Written problem
Print the full listing exactly.

* BEGIN Information supplied *

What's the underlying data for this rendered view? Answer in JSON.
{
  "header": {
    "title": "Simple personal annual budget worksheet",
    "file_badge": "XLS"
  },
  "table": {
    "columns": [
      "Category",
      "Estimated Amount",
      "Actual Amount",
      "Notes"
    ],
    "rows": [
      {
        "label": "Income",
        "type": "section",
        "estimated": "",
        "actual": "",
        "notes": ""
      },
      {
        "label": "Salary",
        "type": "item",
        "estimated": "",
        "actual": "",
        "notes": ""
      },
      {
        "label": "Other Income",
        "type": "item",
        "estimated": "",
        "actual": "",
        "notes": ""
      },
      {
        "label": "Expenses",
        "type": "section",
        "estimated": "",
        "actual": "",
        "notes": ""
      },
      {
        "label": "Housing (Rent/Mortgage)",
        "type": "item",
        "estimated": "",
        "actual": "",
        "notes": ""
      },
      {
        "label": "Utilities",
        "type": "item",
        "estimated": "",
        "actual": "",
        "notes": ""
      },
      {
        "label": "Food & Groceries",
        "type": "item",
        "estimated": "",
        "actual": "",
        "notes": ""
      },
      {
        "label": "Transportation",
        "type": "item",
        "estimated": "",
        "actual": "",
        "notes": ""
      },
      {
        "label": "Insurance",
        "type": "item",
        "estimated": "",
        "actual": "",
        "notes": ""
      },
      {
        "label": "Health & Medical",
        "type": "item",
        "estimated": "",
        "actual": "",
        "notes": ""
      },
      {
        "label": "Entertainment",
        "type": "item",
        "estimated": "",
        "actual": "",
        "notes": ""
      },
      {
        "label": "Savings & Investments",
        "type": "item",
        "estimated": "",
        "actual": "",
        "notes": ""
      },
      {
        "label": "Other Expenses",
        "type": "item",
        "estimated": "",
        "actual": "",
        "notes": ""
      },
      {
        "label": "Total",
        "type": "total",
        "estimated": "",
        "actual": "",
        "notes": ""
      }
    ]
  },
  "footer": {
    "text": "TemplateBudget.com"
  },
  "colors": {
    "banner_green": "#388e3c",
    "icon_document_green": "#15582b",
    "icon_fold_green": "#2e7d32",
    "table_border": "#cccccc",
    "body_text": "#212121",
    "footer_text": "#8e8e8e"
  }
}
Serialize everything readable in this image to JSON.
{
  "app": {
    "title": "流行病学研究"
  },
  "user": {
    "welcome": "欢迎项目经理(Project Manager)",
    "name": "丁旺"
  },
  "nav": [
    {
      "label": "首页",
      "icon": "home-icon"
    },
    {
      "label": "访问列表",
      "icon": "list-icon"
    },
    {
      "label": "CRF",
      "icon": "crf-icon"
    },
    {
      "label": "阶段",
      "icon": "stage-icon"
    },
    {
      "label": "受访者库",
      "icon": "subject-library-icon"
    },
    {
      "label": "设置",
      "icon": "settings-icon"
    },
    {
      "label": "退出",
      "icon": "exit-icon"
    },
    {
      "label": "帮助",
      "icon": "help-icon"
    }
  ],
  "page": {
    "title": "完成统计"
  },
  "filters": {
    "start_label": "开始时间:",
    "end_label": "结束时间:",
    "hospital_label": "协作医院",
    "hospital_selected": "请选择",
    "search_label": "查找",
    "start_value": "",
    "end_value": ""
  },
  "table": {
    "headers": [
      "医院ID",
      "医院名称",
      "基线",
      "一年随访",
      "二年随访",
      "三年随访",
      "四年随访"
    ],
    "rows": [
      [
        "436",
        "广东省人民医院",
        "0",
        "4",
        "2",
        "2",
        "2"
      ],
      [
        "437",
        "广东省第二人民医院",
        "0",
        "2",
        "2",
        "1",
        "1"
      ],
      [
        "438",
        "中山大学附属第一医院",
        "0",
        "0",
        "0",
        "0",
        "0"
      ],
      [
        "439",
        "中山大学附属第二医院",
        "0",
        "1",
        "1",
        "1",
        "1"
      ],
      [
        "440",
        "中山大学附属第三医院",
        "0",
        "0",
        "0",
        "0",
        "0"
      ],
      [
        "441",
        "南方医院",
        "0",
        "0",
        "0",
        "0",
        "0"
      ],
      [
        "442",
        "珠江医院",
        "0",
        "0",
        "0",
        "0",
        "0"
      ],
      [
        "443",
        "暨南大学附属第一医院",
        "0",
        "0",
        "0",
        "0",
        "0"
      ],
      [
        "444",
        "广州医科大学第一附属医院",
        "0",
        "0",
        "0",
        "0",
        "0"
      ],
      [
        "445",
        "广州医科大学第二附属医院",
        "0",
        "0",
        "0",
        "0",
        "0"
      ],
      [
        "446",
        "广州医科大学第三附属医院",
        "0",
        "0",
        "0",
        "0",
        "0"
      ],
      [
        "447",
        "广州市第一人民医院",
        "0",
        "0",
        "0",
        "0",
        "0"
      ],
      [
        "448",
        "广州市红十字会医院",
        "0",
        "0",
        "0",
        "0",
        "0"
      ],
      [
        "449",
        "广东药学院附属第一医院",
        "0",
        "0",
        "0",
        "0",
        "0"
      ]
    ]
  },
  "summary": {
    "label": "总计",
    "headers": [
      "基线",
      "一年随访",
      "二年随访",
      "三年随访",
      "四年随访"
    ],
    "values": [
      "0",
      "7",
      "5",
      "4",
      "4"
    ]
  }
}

* END Information supplied *

Solution to this exercise
What's the underlying data for this rendered view? Answer in JSON.
{
  "header": {
    "title": "Simple personal annual budget worksheet",
    "file_badge": "XLS"
  },
  "table": {
    "columns": [
      "Category",
      "Estimated Amount",
      "Actual Amount",
      "Notes"
    ],
    "rows": [
      {
        "label": "Income",
        "type": "section",
        "estimated": "",
        "actual": "",
        "notes": ""
      },
      {
        "label": "Salary",
        "type": "item",
        "estimated": "",
        "actual": "",
        "notes": ""
      },
      {
        "label": "Other Income",
        "type": "item",
        "estimated": "",
        "actual": "",
        "notes": ""
      },
      {
        "label": "Expenses",
        "type": "section",
        "estimated": "",
        "actual": "",
        "notes": ""
      },
      {
        "label": "Housing (Rent/Mortgage)",
        "type": "item",
        "estimated": "",
        "actual": "",
        "notes": ""
      },
      {
        "label": "Utilities",
        "type": "item",
        "estimated": "",
        "actual": "",
        "notes": ""
      },
      {
        "label": "Food & Groceries",
        "type": "item",
        "estimated": "",
        "actual": "",
        "notes": ""
      },
      {
        "label": "Transportation",
        "type": "item",
        "estimated": "",
        "actual": "",
        "notes": ""
      },
      {
        "label": "Insurance",
        "type": "item",
        "estimated": "",
        "actual": "",
        "notes": ""
      },
      {
        "label": "Health & Medical",
        "type": "item",
        "estimated": "",
        "actual": "",
        "notes": ""
      },
      {
        "label": "Entertainment",
        "type": "item",
        "estimated": "",
        "actual": "",
        "notes": ""
      },
      {
        "label": "Savings & Investments",
        "type": "item",
        "estimated": "",
        "actual": "",
        "notes": ""
      },
      {
        "label": "Other Expenses",
        "type": "item",
        "estimated": "",
        "actual": "",
        "notes": ""
      },
      {
        "label": "Total",
        "type": "total",
        "estimated": "",
        "actual": "",
        "notes": ""
      }
    ]
  },
  "footer": {
    "text": "TemplateBudget.com"
  },
  "colors": {
    "banner_green": "#388e3c",
    "icon_document_green": "#15582b",
    "icon_fold_green": "#2e7d32",
    "table_border": "#cccccc",
    "body_text": "#212121",
    "footer_text": "#8e8e8e"
  }
}
Serialize everything readable in this image to JSON.
{
  "app": {
    "title": "流行病学研究"
  },
  "user": {
    "welcome": "欢迎项目经理(Project Manager)",
    "name": "丁旺"
  },
  "nav": [
    {
      "label": "首页",
      "icon": "home-icon"
    },
    {
      "label": "访问列表",
      "icon": "list-icon"
    },
    {
      "label": "CRF",
      "icon": "crf-icon"
    },
    {
      "label": "阶段",
      "icon": "stage-icon"
    },
    {
      "label": "受访者库",
      "icon": "subject-library-icon"
    },
    {
      "label": "设置",
      "icon": "settings-icon"
    },
    {
      "label": "退出",
      "icon": "exit-icon"
    },
    {
      "label": "帮助",
      "icon": "help-icon"
    }
  ],
  "page": {
    "title": "完成统计"
  },
  "filters": {
    "start_label": "开始时间:",
    "end_label": "结束时间:",
    "hospital_label": "协作医院",
    "hospital_selected": "请选择",
    "search_label": "查找",
    "start_value": "",
    "end_value": ""
  },
  "table": {
    "headers": [
      "医院ID",
      "医院名称",
      "基线",
      "一年随访",
      "二年随访",
      "三年随访",
      "四年随访"
    ],
    "rows": [
      [
        "436",
        "广东省人民医院",
        "0",
        "4",
        "2",
        "2",
        "2"
      ],
      [
        "437",
        "广东省第二人民医院",
        "0",
        "2",
        "2",
        "1",
        "1"
      ],
      [
        "438",
        "中山大学附属第一医院",
        "0",
        "0",
        "0",
        "0",
        "0"
      ],
      [
        "439",
        "中山大学附属第二医院",
        "0",
        "1",
        "1",
        "1",
        "1"
      ],
      [
        "440",
        "中山大学附属第三医院",
        "0",
        "0",
        "0",
        "0",
        "0"
      ],
      [
        "441",
        "南方医院",
        "0",
        "0",
        "0",
        "0",
        "0"
      ],
      [
        "442",
        "珠江医院",
        "0",
        "0",
        "0",
        "0",
        "0"
      ],
      [
        "443",
        "暨南大学附属第一医院",
        "0",
        "0",
        "0",
        "0",
        "0"
      ],
      [
        "444",
        "广州医科大学第一附属医院",
        "0",
        "0",
        "0",
        "0",
        "0"
      ],
      [
        "445",
        "广州医科大学第二附属医院",
        "0",
        "0",
        "0",
        "0",
        "0"
      ],
      [
        "446",
        "广州医科大学第三附属医院",
        "0",
        "0",
        "0",
        "0",
        "0"
      ],
      [
        "447",
        "广州市第一人民医院",
        "0",
        "0",
        "0",
        "0",
        "0"
      ],
      [
        "448",
        "广州市红十字会医院",
        "0",
        "0",
        "0",
        "0",
        "0"
      ],
      [
        "449",
        "广东药学院附属第一医院",
        "0",
        "0",
        "0",
        "0",
        "0"
      ]
    ]
  },
  "summary": {
    "label": "总计",
    "headers": [
      "基线",
      "一年随访",
      "二年随访",
      "三年随访",
      "四年随访"
    ],
    "values": [
      "0",
      "7",
      "5",
      "4",
      "4"
    ]
  }
}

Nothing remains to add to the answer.